Problem: Reproduce the lines of the material verbatim, from the line containing "data-point-rrwl bbox=[205, 267, 207, 269]" down to the line containing "y-tick-label: 400 bbox=[34, 53, 57, 67]", with both of those lines included.

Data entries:
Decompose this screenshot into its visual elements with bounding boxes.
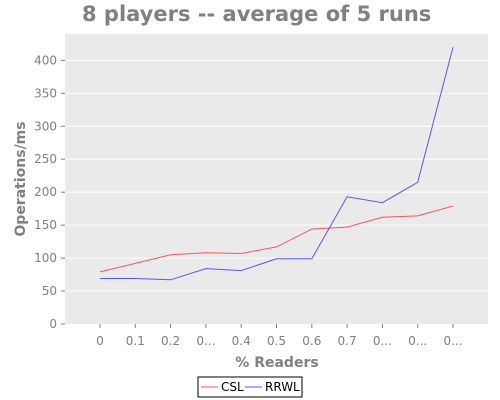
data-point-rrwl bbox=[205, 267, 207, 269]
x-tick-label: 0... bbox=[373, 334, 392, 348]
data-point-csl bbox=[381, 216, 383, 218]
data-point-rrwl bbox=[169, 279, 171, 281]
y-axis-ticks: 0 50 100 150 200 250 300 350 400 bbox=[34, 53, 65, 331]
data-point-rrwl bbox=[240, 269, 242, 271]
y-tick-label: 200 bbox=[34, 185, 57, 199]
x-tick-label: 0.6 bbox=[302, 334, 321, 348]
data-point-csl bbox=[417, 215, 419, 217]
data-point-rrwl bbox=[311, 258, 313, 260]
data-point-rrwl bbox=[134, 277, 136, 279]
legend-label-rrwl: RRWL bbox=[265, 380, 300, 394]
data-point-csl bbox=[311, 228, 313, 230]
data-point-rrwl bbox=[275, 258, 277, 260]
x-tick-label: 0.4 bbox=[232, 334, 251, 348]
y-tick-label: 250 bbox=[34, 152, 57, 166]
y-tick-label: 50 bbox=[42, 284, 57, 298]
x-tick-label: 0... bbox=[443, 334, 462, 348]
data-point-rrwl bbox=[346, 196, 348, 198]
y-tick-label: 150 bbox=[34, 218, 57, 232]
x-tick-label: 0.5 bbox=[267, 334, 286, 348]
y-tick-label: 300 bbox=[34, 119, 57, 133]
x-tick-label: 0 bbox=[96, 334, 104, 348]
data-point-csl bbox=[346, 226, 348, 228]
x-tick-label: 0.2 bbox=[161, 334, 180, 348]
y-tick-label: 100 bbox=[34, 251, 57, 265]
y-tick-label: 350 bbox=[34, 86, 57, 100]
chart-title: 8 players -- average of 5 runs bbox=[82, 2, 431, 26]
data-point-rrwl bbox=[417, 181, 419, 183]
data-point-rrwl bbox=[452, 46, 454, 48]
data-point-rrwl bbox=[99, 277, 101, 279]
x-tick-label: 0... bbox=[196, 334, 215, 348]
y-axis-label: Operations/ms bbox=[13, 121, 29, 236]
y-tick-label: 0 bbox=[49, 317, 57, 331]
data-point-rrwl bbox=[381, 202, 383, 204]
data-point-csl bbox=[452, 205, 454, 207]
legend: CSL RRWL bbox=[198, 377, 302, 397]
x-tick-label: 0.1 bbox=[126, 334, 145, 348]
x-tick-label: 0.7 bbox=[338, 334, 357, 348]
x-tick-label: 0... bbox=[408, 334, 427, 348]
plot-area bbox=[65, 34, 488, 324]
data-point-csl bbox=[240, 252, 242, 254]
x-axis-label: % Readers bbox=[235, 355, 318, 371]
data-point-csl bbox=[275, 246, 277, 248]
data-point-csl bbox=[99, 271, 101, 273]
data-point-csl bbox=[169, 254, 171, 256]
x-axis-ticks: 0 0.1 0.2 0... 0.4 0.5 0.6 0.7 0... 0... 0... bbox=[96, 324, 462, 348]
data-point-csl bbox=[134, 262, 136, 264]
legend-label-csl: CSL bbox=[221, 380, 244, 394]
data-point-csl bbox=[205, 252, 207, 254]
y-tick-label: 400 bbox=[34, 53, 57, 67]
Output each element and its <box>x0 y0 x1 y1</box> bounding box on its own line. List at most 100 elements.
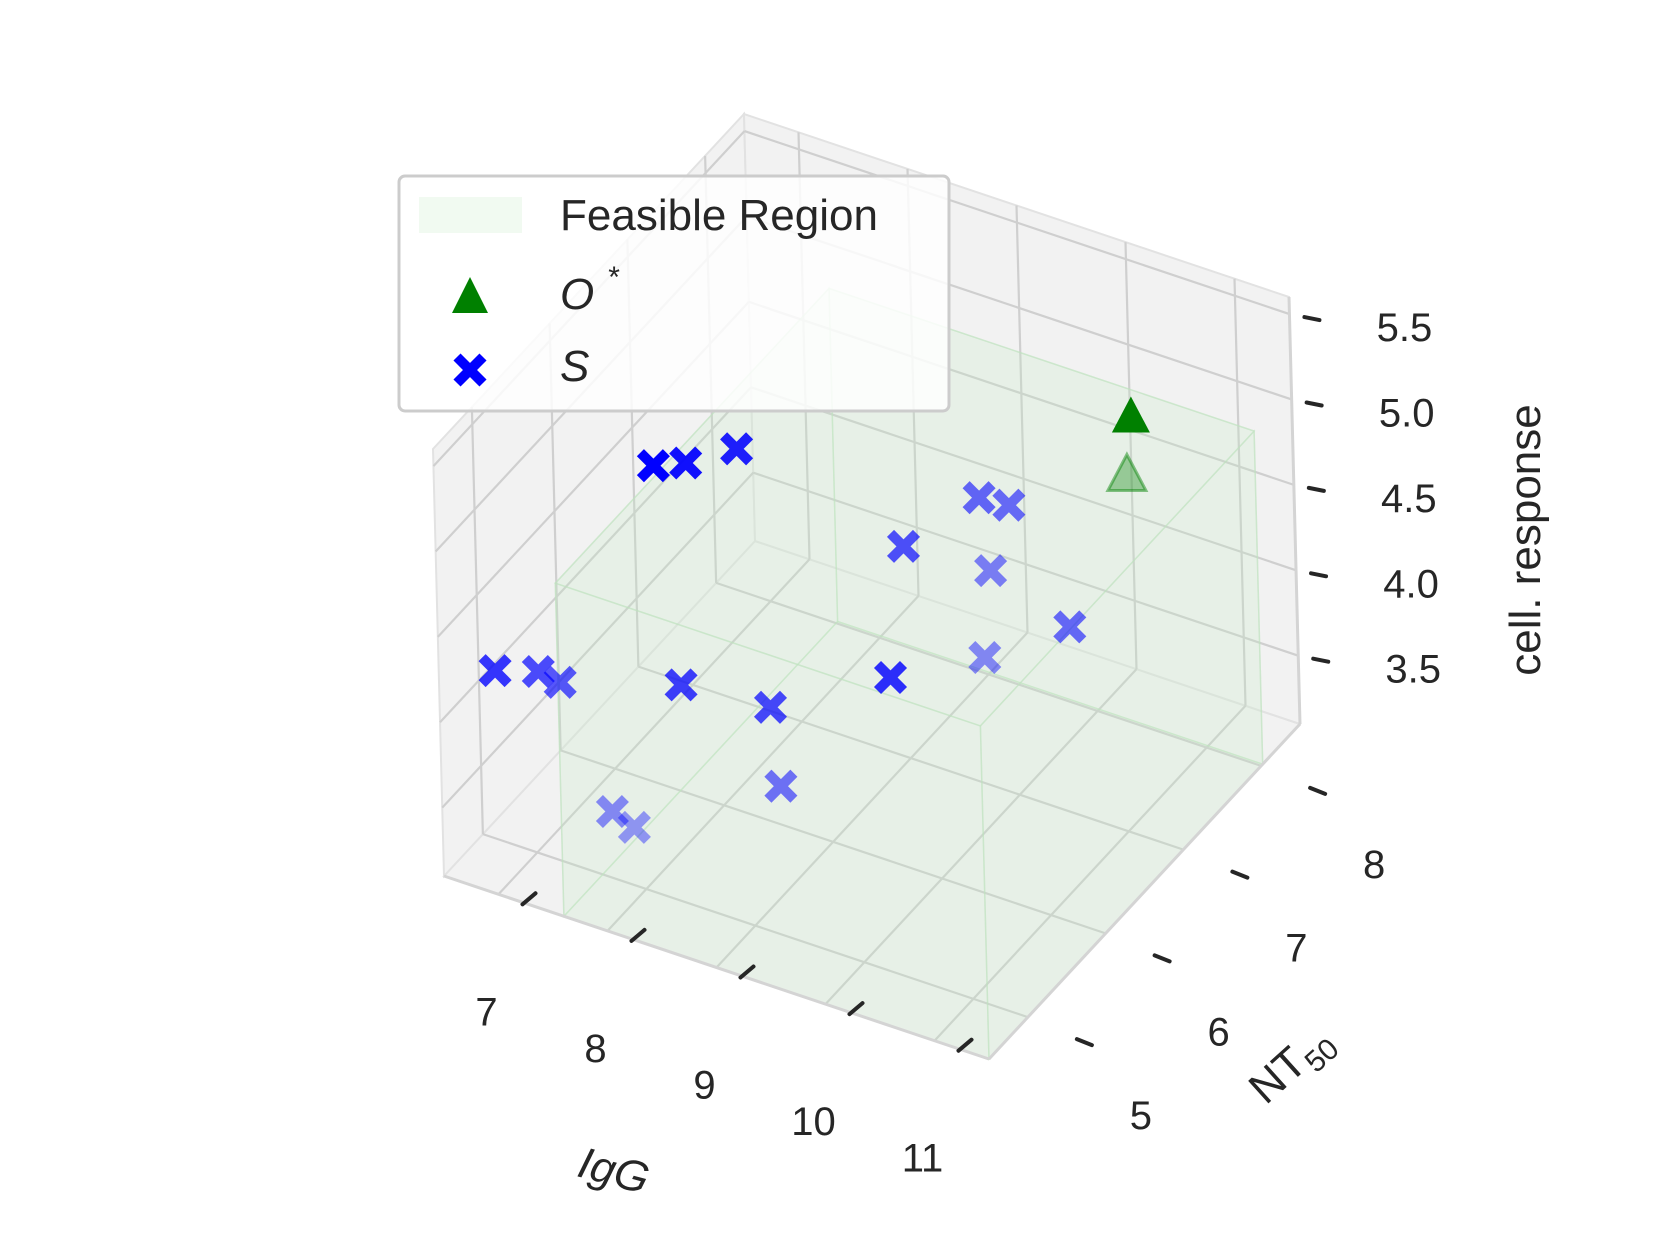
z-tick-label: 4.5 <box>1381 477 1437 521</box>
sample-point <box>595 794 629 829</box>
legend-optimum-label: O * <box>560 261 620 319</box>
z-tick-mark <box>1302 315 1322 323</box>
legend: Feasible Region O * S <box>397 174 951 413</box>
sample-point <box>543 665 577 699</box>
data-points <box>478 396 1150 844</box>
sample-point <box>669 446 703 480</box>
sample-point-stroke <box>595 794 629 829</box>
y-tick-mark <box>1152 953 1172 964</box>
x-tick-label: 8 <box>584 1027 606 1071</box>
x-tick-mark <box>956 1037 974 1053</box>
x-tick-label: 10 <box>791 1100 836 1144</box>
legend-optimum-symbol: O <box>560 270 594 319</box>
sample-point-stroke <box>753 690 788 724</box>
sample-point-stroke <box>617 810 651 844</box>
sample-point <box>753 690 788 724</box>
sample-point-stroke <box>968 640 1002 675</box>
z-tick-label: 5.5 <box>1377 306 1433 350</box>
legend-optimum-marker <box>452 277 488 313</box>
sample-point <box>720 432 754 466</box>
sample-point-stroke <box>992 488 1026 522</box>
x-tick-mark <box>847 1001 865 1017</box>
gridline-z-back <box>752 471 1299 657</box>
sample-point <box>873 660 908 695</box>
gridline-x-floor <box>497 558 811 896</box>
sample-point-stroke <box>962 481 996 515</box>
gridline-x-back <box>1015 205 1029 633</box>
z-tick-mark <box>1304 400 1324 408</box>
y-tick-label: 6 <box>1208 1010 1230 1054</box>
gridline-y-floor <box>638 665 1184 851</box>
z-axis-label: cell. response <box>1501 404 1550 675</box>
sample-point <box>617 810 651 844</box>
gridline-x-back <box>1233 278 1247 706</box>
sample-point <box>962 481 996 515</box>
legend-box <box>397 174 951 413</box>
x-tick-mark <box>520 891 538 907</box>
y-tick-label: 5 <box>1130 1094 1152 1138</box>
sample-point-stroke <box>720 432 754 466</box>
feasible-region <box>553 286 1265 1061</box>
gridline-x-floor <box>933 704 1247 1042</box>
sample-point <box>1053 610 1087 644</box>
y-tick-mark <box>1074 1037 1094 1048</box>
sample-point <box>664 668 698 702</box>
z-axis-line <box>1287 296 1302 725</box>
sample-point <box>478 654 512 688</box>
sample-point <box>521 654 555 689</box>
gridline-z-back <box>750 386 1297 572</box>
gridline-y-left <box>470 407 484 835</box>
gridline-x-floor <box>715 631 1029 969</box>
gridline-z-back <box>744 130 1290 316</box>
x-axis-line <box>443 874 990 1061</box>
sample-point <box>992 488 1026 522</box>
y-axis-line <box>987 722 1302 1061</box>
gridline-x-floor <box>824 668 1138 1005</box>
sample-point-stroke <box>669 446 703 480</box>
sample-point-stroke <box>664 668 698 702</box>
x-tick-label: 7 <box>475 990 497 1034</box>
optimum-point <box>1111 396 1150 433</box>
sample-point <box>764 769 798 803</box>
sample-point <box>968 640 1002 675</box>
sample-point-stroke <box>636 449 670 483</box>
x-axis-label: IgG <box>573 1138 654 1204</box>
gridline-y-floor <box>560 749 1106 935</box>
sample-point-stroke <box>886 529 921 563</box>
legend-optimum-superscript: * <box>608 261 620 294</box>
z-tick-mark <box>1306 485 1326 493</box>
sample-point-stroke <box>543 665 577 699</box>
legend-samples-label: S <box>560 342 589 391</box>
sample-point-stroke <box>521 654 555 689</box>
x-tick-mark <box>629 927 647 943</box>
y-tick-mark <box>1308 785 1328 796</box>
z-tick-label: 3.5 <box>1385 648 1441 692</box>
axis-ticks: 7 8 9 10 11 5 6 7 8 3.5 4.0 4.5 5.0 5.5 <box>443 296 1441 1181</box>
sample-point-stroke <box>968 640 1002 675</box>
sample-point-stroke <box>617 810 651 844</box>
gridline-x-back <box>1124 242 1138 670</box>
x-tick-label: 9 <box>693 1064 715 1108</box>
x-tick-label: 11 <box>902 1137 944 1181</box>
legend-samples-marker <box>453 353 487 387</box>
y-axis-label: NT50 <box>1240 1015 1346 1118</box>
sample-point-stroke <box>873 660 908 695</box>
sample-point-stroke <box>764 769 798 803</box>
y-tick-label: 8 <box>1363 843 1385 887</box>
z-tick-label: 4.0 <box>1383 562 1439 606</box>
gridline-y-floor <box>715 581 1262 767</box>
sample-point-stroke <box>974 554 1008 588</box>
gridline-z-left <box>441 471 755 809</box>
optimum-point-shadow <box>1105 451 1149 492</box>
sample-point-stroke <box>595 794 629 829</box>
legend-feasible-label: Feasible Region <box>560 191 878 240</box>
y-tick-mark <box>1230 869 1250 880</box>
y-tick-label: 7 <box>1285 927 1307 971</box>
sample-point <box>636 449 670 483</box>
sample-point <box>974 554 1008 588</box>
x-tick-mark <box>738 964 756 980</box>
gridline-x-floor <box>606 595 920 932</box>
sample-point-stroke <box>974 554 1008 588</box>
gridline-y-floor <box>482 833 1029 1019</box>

Solution:
data-point-rrwl bbox=[205, 267, 207, 269]
x-tick-label: 0... bbox=[373, 334, 392, 348]
data-point-csl bbox=[381, 216, 383, 218]
data-point-rrwl bbox=[169, 279, 171, 281]
y-axis-ticks: 0 50 100 150 200 250 300 350 400 bbox=[34, 53, 65, 331]
data-point-rrwl bbox=[240, 269, 242, 271]
y-tick-label: 200 bbox=[34, 185, 57, 199]
x-tick-label: 0.6 bbox=[302, 334, 321, 348]
data-point-csl bbox=[417, 215, 419, 217]
data-point-rrwl bbox=[311, 258, 313, 260]
data-point-rrwl bbox=[134, 277, 136, 279]
legend-label-rrwl: RRWL bbox=[265, 380, 300, 394]
data-point-csl bbox=[311, 228, 313, 230]
data-point-rrwl bbox=[275, 258, 277, 260]
x-tick-label: 0.4 bbox=[232, 334, 251, 348]
y-tick-label: 250 bbox=[34, 152, 57, 166]
y-tick-label: 50 bbox=[42, 284, 57, 298]
x-tick-label: 0... bbox=[443, 334, 462, 348]
data-point-rrwl bbox=[346, 196, 348, 198]
y-tick-label: 150 bbox=[34, 218, 57, 232]
x-tick-label: 0.5 bbox=[267, 334, 286, 348]
y-tick-label: 300 bbox=[34, 119, 57, 133]
x-tick-label: 0 bbox=[96, 334, 104, 348]
data-point-csl bbox=[346, 226, 348, 228]
x-tick-label: 0.2 bbox=[161, 334, 180, 348]
y-tick-label: 100 bbox=[34, 251, 57, 265]
y-tick-label: 350 bbox=[34, 86, 57, 100]
chart-title: 8 players -- average of 5 runs bbox=[82, 2, 431, 26]
data-point-rrwl bbox=[417, 181, 419, 183]
data-point-rrwl bbox=[452, 46, 454, 48]
data-point-rrwl bbox=[99, 277, 101, 279]
x-tick-label: 0... bbox=[196, 334, 215, 348]
y-axis-label: Operations/ms bbox=[13, 121, 29, 236]
y-tick-label: 0 bbox=[49, 317, 57, 331]
data-point-rrwl bbox=[381, 202, 383, 204]
data-point-csl bbox=[452, 205, 454, 207]
legend: CSL RRWL bbox=[198, 377, 302, 397]
x-tick-label: 0.1 bbox=[126, 334, 145, 348]
x-tick-label: 0.7 bbox=[338, 334, 357, 348]
x-tick-label: 0... bbox=[408, 334, 427, 348]
plot-area bbox=[65, 34, 488, 324]
data-point-csl bbox=[240, 252, 242, 254]
x-axis-label: % Readers bbox=[235, 355, 318, 371]
data-point-csl bbox=[275, 246, 277, 248]
data-point-csl bbox=[99, 271, 101, 273]
data-point-csl bbox=[169, 254, 171, 256]
x-axis-ticks: 0 0.1 0.2 0... 0.4 0.5 0.6 0.7 0... 0... 0... bbox=[96, 324, 462, 348]
data-point-csl bbox=[134, 262, 136, 264]
legend-label-csl: CSL bbox=[221, 380, 244, 394]
data-point-csl bbox=[205, 252, 207, 254]
y-tick-label: 400 bbox=[34, 53, 57, 67]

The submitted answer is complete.